Copy out the entries below precisely; nothing is to be omitted.

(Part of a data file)
═══

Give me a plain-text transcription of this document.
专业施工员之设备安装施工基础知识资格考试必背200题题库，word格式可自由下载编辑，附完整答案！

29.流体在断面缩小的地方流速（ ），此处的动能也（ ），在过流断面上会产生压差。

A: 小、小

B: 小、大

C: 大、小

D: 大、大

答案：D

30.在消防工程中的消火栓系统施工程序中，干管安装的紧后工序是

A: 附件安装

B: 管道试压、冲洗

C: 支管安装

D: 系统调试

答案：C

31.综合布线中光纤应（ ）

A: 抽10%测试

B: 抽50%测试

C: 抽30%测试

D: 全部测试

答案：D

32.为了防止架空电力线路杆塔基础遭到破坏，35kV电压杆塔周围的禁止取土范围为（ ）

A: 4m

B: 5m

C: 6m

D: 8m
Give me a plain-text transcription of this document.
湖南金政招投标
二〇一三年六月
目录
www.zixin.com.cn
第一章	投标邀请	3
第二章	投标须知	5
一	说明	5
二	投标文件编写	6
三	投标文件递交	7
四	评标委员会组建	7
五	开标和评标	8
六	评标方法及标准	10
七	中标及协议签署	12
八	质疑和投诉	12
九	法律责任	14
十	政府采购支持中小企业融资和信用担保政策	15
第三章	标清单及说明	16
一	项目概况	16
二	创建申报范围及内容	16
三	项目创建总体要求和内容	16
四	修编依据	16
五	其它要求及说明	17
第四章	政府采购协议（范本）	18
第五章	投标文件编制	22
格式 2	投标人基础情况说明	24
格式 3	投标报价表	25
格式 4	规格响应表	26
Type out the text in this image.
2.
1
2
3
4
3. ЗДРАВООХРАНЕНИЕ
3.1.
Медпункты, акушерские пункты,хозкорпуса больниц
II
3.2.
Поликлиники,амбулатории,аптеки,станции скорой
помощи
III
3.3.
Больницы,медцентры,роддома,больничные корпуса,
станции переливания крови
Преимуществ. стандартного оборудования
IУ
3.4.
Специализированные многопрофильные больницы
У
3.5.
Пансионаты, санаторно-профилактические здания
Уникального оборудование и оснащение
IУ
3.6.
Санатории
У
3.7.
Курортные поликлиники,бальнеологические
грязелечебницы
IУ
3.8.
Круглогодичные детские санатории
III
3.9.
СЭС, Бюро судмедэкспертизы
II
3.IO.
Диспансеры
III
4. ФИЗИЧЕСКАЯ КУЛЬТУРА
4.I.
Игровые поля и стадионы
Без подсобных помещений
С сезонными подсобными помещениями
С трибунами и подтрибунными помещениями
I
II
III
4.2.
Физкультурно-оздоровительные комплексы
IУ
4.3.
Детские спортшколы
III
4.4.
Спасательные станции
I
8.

═══

EXERCISE SOLUTION:
Give me a plain-text transcription of this document.
专业施工员之设备安装施工基础知识资格考试必背200题题库，word格式可自由下载编辑，附完整答案！

29.流体在断面缩小的地方流速（ ），此处的动能也（ ），在过流断面上会产生压差。

A: 小、小

B: 小、大

C: 大、小

D: 大、大

答案：D

30.在消防工程中的消火栓系统施工程序中，干管安装的紧后工序是

A: 附件安装

B: 管道试压、冲洗

C: 支管安装

D: 系统调试

答案：C

31.综合布线中光纤应（ ）

A: 抽10%测试

B: 抽50%测试

C: 抽30%测试

D: 全部测试

答案：D

32.为了防止架空电力线路杆塔基础遭到破坏，35kV电压杆塔周围的禁止取土范围为（ ）

A: 4m

B: 5m

C: 6m

D: 8m
Give me a plain-text transcription of this document.
湖南金政招投标
二〇一三年六月
目录
www.zixin.com.cn
第一章	投标邀请	3
第二章	投标须知	5
一	说明	5
二	投标文件编写	6
三	投标文件递交	7
四	评标委员会组建	7
五	开标和评标	8
六	评标方法及标准	10
七	中标及协议签署	12
八	质疑和投诉	12
九	法律责任	14
十	政府采购支持中小企业融资和信用担保政策	15
第三章	标清单及说明	16
一	项目概况	16
二	创建申报范围及内容	16
三	项目创建总体要求和内容	16
四	修编依据	16
五	其它要求及说明	17
第四章	政府采购协议（范本）	18
第五章	投标文件编制	22
格式 2	投标人基础情况说明	24
格式 3	投标报价表	25
格式 4	规格响应表	26
Type out the text in this image.
2.
1
2
3
4
3. ЗДРАВООХРАНЕНИЕ
3.1.
Медпункты, акушерские пункты,хозкорпуса больниц
II
3.2.
Поликлиники,амбулатории,аптеки,станции скорой
помощи
III
3.3.
Больницы,медцентры,роддома,больничные корпуса,
станции переливания крови
Преимуществ. стандартного оборудования
IУ
3.4.
Специализированные многопрофильные больницы
У
3.5.
Пансионаты, санаторно-профилактические здания
Уникального оборудование и оснащение
IУ
3.6.
Санатории
У
3.7.
Курортные поликлиники,бальнеологические
грязелечебницы
IУ
3.8.
Круглогодичные детские санатории
III
3.9.
СЭС, Бюро судмедэкспертизы
II
3.IO.
Диспансеры
III
4. ФИЗИЧЕСКАЯ КУЛЬТУРА
4.I.
Игровые поля и стадионы
Без подсобных помещений
С сезонными подсобными помещениями
С трибунами и подтрибунными помещениями
I
II
III
4.2.
Физкультурно-оздоровительные комплексы
IУ
4.3.
Детские спортшколы
III
4.4.
Спасательные станции
I
8.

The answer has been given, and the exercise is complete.